• AIM: Your task is to output the listing word for word, with pictures excluded.
* BEGIN STORED DATA *
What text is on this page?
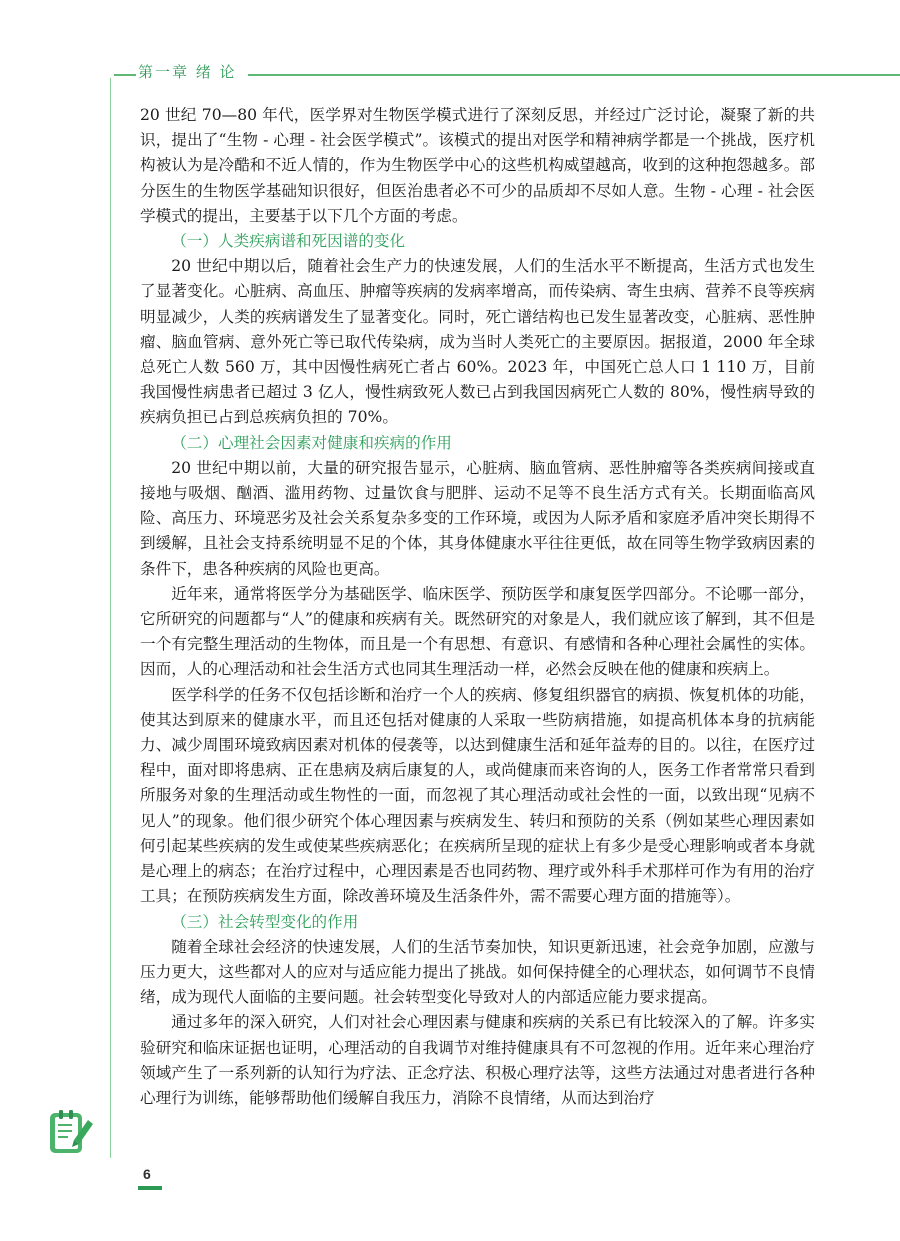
第一章 绪 论

20 世纪 70—80 年代，医学界对生物医学模式进行了深刻反思，并经过广泛讨论，凝聚了新的共识，提出了“生物 - 心理 - 社会医学模式”。该模式的提出对医学和精神病学都是一个挑战，医疗机构被认为是冷酷和不近人情的，作为生物医学中心的这些机构威望越高，收到的这种抱怨越多。部分医生的生物医学基础知识很好，但医治患者必不可少的品质却不尽如人意。生物 - 心理 - 社会医学模式的提出，主要基于以下几个方面的考虑。

（一）人类疾病谱和死因谱的变化

20 世纪中期以后，随着社会生产力的快速发展，人们的生活水平不断提高，生活方式也发生了显著变化。心脏病、高血压、肿瘤等疾病的发病率增高，而传染病、寄生虫病、营养不良等疾病明显减少，人类的疾病谱发生了显著变化。同时，死亡谱结构也已发生显著改变，心脏病、恶性肿瘤、脑血管病、意外死亡等已取代传染病，成为当时人类死亡的主要原因。据报道，2000 年全球总死亡人数 560 万，其中因慢性病死亡者占 60%。2023 年，中国死亡总人口 1 110 万，目前我国慢性病患者已超过 3 亿人，慢性病致死人数已占到我国因病死亡人数的 80%，慢性病导致的疾病负担已占到总疾病负担的 70%。

（二）心理社会因素对健康和疾病的作用

20 世纪中期以前，大量的研究报告显示，心脏病、脑血管病、恶性肿瘤等各类疾病间接或直接地与吸烟、酗酒、滥用药物、过量饮食与肥胖、运动不足等不良生活方式有关。长期面临高风险、高压力、环境恶劣及社会关系复杂多变的工作环境，或因为人际矛盾和家庭矛盾冲突长期得不到缓解，且社会支持系统明显不足的个体，其身体健康水平往往更低，故在同等生物学致病因素的条件下，患各种疾病的风险也更高。

近年来，通常将医学分为基础医学、临床医学、预防医学和康复医学四部分。不论哪一部分，它所研究的问题都与“人”的健康和疾病有关。既然研究的对象是人，我们就应该了解到，其不但是一个有完整生理活动的生物体，而且是一个有思想、有意识、有感情和各种心理社会属性的实体。因而，人的心理活动和社会生活方式也同其生理活动一样，必然会反映在他的健康和疾病上。

医学科学的任务不仅包括诊断和治疗一个人的疾病、修复组织器官的病损、恢复机体的功能，使其达到原来的健康水平，而且还包括对健康的人采取一些防病措施，如提高机体本身的抗病能力、减少周围环境致病因素对机体的侵袭等，以达到健康生活和延年益寿的目的。以往，在医疗过程中，面对即将患病、正在患病及病后康复的人，或尚健康而来咨询的人，医务工作者常常只看到所服务对象的生理活动或生物性的一面，而忽视了其心理活动或社会性的一面，以致出现“见病不见人”的现象。他们很少研究个体心理因素与疾病发生、转归和预防的关系（例如某些心理因素如何引起某些疾病的发生或使某些疾病恶化；在疾病所呈现的症状上有多少是受心理影响或者本身就是心理上的病态；在治疗过程中，心理因素是否也同药物、理疗或外科手术那样可作为有用的治疗工具；在预防疾病发生方面，除改善环境及生活条件外，需不需要心理方面的措施等）。

（三）社会转型变化的作用

随着全球社会经济的快速发展，人们的生活节奏加快，知识更新迅速，社会竞争加剧，应激与压力更大，这些都对人的应对与适应能力提出了挑战。如何保持健全的心理状态，如何调节不良情绪，成为现代人面临的主要问题。社会转型变化导致对人的内部适应能力要求提高。

通过多年的深入研究，人们对社会心理因素与健康和疾病的关系已有比较深入的了解。许多实验研究和临床证据也证明，心理活动的自我调节对维持健康具有不可忽视的作用。近年来心理治疗领域产生了一系列新的认知行为疗法、正念疗法、积极心理疗法等，这些方法通过对患者进行各种心理行为训练，能够帮助他们缓解自我压力，消除不良情绪，从而达到治疗

6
* END STORED DATA *
• SOLUTION BELOW:
What text is on this page?
第一章 绪 论

20 世纪 70—80 年代，医学界对生物医学模式进行了深刻反思，并经过广泛讨论，凝聚了新的共识，提出了“生物 - 心理 - 社会医学模式”。该模式的提出对医学和精神病学都是一个挑战，医疗机构被认为是冷酷和不近人情的，作为生物医学中心的这些机构威望越高，收到的这种抱怨越多。部分医生的生物医学基础知识很好，但医治患者必不可少的品质却不尽如人意。生物 - 心理 - 社会医学模式的提出，主要基于以下几个方面的考虑。

（一）人类疾病谱和死因谱的变化

20 世纪中期以后，随着社会生产力的快速发展，人们的生活水平不断提高，生活方式也发生了显著变化。心脏病、高血压、肿瘤等疾病的发病率增高，而传染病、寄生虫病、营养不良等疾病明显减少，人类的疾病谱发生了显著变化。同时，死亡谱结构也已发生显著改变，心脏病、恶性肿瘤、脑血管病、意外死亡等已取代传染病，成为当时人类死亡的主要原因。据报道，2000 年全球总死亡人数 560 万，其中因慢性病死亡者占 60%。2023 年，中国死亡总人口 1 110 万，目前我国慢性病患者已超过 3 亿人，慢性病致死人数已占到我国因病死亡人数的 80%，慢性病导致的疾病负担已占到总疾病负担的 70%。

（二）心理社会因素对健康和疾病的作用

20 世纪中期以前，大量的研究报告显示，心脏病、脑血管病、恶性肿瘤等各类疾病间接或直接地与吸烟、酗酒、滥用药物、过量饮食与肥胖、运动不足等不良生活方式有关。长期面临高风险、高压力、环境恶劣及社会关系复杂多变的工作环境，或因为人际矛盾和家庭矛盾冲突长期得不到缓解，且社会支持系统明显不足的个体，其身体健康水平往往更低，故在同等生物学致病因素的条件下，患各种疾病的风险也更高。

近年来，通常将医学分为基础医学、临床医学、预防医学和康复医学四部分。不论哪一部分，它所研究的问题都与“人”的健康和疾病有关。既然研究的对象是人，我们就应该了解到，其不但是一个有完整生理活动的生物体，而且是一个有思想、有意识、有感情和各种心理社会属性的实体。因而，人的心理活动和社会生活方式也同其生理活动一样，必然会反映在他的健康和疾病上。

医学科学的任务不仅包括诊断和治疗一个人的疾病、修复组织器官的病损、恢复机体的功能，使其达到原来的健康水平，而且还包括对健康的人采取一些防病措施，如提高机体本身的抗病能力、减少周围环境致病因素对机体的侵袭等，以达到健康生活和延年益寿的目的。以往，在医疗过程中，面对即将患病、正在患病及病后康复的人，或尚健康而来咨询的人，医务工作者常常只看到所服务对象的生理活动或生物性的一面，而忽视了其心理活动或社会性的一面，以致出现“见病不见人”的现象。他们很少研究个体心理因素与疾病发生、转归和预防的关系（例如某些心理因素如何引起某些疾病的发生或使某些疾病恶化；在疾病所呈现的症状上有多少是受心理影响或者本身就是心理上的病态；在治疗过程中，心理因素是否也同药物、理疗或外科手术那样可作为有用的治疗工具；在预防疾病发生方面，除改善环境及生活条件外，需不需要心理方面的措施等）。

（三）社会转型变化的作用

随着全球社会经济的快速发展，人们的生活节奏加快，知识更新迅速，社会竞争加剧，应激与压力更大，这些都对人的应对与适应能力提出了挑战。如何保持健全的心理状态，如何调节不良情绪，成为现代人面临的主要问题。社会转型变化导致对人的内部适应能力要求提高。

通过多年的深入研究，人们对社会心理因素与健康和疾病的关系已有比较深入的了解。许多实验研究和临床证据也证明，心理活动的自我调节对维持健康具有不可忽视的作用。近年来心理治疗领域产生了一系列新的认知行为疗法、正念疗法、积极心理疗法等，这些方法通过对患者进行各种心理行为训练，能够帮助他们缓解自我压力，消除不良情绪，从而达到治疗

6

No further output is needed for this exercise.